● **Record set**
------------------------------------------------------------

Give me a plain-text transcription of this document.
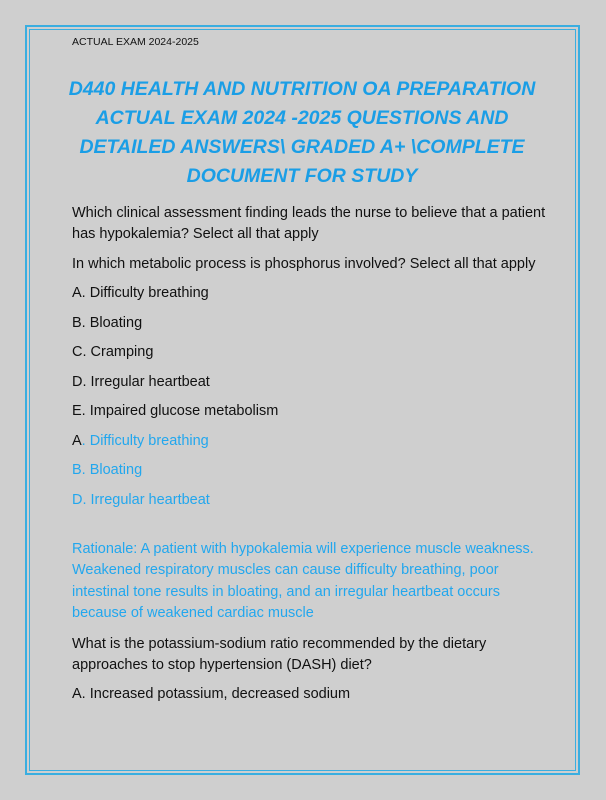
ACTUAL EXAM 2024-2025
D440 HEALTH AND NUTRITION OA PREPARATION ACTUAL EXAM 2024 -2025 QUESTIONS AND DETAILED ANSWERS\ GRADED A+ \COMPLETE DOCUMENT FOR STUDY
Which clinical assessment finding leads the nurse to believe that a patient has hypokalemia? Select all that apply
In which metabolic process is phosphorus involved? Select all that apply
A. Difficulty breathing
B. Bloating
C. Cramping
D. Irregular heartbeat
E. Impaired glucose metabolism
A. Difficulty breathing
B. Bloating
D. Irregular heartbeat
Rationale: A patient with hypokalemia will experience muscle weakness. Weakened respiratory muscles can cause difficulty breathing, poor intestinal tone results in bloating, and an irregular heartbeat occurs because of weakened cardiac muscle
What is the potassium-sodium ratio recommended by the dietary approaches to stop hypertension (DASH) diet?
A. Increased potassium, decreased sodium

------------------------------------------------------------

● **Instructions to follow**
Look through the data above. Each line containing the word "Select" needs to be copied.

● **Answer below**
Which clinical assessment finding leads the nurse to believe that a patient has hypokalemia? Select all that apply
In which metabolic process is phosphorus involved? Select all that apply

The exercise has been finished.